ENTRIES SHOWN:
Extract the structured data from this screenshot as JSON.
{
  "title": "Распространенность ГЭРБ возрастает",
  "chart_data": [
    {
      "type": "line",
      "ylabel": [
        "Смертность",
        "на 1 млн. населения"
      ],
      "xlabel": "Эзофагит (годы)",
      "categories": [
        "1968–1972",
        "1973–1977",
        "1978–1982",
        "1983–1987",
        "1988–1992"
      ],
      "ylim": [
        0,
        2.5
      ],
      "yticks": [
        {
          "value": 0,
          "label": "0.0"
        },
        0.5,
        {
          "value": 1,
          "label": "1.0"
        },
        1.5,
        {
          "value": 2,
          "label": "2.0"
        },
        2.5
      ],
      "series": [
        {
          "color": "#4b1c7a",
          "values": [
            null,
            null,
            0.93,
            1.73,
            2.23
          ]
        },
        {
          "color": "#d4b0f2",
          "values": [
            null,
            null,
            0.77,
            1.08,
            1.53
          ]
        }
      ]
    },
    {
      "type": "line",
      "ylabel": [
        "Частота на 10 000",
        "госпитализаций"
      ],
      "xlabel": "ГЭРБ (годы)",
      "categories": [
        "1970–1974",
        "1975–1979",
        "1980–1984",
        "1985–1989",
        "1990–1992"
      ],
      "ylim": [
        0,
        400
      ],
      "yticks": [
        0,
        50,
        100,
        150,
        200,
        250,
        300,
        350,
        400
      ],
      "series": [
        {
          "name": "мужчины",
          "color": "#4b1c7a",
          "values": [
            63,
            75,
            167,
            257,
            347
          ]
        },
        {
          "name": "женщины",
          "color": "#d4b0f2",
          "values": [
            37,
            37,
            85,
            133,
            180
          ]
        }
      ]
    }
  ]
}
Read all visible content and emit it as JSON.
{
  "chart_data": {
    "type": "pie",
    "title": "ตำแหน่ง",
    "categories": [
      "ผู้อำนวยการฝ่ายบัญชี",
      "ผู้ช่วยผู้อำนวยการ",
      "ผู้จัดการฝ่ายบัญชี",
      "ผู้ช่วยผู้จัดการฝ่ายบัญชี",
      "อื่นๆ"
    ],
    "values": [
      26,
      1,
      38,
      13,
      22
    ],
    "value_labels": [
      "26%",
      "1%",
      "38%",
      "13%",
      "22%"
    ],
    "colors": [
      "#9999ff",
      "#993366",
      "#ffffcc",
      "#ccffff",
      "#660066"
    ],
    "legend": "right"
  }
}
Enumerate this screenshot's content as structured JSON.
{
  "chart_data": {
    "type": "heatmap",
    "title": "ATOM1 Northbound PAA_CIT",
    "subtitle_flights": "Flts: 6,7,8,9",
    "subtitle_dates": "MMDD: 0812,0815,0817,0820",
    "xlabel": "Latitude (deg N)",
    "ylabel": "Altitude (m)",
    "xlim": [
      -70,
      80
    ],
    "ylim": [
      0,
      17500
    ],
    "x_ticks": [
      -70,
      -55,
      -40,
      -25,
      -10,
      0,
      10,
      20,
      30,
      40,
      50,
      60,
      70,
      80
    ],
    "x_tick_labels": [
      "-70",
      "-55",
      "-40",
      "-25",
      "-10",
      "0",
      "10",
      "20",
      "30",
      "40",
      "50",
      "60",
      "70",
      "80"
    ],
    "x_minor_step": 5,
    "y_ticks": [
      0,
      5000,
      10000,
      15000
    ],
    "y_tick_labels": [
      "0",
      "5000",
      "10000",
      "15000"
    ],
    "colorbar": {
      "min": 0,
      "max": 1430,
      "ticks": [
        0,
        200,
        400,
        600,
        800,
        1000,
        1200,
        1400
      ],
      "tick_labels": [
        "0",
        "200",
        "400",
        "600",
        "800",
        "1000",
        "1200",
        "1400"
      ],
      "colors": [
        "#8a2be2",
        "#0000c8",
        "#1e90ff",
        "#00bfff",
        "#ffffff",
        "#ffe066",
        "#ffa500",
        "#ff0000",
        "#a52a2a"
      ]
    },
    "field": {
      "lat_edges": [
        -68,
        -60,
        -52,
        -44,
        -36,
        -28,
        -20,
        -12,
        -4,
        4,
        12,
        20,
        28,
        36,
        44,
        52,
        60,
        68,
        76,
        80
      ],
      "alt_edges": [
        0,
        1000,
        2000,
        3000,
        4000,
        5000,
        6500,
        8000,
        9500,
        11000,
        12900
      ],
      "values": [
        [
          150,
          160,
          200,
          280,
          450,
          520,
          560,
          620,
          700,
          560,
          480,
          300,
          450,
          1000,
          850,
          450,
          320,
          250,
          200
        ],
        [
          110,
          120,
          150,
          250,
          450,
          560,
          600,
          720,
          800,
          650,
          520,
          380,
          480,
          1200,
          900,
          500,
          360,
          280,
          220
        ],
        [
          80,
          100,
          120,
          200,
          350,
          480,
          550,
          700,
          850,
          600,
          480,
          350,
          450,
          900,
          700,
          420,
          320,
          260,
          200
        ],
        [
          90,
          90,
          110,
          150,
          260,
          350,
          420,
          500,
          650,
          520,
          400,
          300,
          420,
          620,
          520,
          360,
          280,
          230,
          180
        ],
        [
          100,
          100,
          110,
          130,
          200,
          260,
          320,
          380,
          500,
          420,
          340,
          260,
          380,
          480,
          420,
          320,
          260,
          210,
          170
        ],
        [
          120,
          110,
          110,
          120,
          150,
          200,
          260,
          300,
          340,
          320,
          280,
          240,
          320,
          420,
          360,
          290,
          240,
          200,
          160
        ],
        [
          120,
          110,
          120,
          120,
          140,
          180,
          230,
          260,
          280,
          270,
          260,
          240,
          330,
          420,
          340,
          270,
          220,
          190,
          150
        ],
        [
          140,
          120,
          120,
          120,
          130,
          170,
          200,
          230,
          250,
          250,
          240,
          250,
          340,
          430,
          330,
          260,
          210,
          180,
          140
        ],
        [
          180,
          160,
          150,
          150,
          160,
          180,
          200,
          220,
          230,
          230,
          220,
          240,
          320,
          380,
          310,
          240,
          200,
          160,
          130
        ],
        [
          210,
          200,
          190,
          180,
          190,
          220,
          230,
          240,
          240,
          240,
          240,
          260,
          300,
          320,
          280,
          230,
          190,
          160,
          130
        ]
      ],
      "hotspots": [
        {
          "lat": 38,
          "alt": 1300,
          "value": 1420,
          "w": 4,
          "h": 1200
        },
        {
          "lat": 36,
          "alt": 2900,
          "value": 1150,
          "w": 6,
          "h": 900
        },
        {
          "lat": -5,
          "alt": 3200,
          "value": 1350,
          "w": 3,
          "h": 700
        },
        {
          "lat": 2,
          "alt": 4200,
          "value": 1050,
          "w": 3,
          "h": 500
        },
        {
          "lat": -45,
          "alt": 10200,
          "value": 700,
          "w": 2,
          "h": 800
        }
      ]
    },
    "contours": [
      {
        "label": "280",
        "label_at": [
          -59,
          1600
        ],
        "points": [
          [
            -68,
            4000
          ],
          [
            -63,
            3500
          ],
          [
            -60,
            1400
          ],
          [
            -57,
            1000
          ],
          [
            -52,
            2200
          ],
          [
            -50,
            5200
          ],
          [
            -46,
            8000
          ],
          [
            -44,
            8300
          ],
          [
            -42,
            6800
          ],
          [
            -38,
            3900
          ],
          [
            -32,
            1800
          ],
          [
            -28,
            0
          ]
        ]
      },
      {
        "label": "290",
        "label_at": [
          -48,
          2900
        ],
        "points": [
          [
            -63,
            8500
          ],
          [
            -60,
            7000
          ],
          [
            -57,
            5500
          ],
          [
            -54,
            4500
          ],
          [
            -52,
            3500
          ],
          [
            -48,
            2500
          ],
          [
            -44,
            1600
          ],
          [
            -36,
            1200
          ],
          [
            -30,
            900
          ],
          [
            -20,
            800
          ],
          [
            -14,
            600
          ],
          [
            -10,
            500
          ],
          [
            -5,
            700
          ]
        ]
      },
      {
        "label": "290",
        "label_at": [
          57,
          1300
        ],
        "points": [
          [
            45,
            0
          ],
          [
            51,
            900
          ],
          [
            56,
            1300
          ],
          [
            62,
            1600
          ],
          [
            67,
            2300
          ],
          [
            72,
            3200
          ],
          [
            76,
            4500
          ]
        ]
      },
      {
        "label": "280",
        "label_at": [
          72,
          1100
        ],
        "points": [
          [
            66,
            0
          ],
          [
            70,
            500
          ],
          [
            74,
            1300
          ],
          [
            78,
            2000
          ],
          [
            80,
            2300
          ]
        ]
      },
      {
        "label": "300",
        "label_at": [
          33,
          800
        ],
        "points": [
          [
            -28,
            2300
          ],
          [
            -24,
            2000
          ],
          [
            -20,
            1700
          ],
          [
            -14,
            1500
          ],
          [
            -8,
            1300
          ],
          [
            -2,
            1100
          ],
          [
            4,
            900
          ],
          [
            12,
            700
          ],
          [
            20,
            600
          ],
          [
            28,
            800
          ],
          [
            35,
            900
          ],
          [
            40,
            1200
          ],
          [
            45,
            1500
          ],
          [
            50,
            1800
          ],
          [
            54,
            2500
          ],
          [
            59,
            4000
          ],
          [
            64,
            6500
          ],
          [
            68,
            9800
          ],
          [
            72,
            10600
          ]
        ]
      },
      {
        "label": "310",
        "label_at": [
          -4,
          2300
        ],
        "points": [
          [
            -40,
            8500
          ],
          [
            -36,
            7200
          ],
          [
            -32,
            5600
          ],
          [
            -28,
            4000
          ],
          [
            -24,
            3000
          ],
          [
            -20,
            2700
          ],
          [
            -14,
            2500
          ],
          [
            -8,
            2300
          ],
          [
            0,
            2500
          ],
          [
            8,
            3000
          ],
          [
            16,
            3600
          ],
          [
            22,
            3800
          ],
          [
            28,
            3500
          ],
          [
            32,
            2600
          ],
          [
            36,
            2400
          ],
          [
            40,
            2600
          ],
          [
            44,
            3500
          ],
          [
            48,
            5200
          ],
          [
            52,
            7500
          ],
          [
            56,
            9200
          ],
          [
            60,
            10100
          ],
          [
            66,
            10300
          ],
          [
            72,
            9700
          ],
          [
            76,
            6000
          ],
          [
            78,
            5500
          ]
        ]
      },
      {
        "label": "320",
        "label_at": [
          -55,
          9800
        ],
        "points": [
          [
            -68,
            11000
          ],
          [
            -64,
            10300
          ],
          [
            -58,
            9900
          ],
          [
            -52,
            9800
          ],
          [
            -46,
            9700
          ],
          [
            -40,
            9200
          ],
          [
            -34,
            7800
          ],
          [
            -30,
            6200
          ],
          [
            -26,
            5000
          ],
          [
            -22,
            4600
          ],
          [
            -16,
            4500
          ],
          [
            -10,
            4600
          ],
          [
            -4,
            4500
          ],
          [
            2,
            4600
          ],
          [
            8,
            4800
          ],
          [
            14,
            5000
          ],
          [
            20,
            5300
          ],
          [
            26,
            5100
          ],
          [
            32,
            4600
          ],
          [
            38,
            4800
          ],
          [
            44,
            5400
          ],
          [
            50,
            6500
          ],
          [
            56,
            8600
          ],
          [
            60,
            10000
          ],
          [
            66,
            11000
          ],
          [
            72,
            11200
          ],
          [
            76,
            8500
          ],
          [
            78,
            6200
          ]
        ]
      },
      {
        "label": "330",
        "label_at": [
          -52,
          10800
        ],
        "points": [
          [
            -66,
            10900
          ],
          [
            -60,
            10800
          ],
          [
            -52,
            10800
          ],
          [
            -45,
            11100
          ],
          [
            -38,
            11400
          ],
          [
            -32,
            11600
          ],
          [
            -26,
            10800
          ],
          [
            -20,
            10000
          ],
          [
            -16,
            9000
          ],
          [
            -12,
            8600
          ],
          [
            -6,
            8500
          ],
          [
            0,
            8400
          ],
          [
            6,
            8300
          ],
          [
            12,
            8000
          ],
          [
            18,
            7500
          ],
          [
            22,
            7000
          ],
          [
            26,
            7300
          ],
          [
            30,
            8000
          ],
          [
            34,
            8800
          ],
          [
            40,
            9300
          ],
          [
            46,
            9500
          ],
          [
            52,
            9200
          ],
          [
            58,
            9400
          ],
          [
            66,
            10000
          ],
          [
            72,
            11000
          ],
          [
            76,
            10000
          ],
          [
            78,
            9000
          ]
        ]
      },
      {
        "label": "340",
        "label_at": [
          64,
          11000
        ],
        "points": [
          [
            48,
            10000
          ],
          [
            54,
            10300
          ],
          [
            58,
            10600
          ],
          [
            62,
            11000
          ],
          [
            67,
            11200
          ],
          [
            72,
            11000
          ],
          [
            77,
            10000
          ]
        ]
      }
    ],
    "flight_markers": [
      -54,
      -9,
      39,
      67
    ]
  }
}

EXERCISE INSTRUCTIONS:
From the data, pick out every line that includes "ГЭРБ".

FINAL ANSWER:
  "title": "Распространенность ГЭРБ возрастает",
      "xlabel": "ГЭРБ (годы)",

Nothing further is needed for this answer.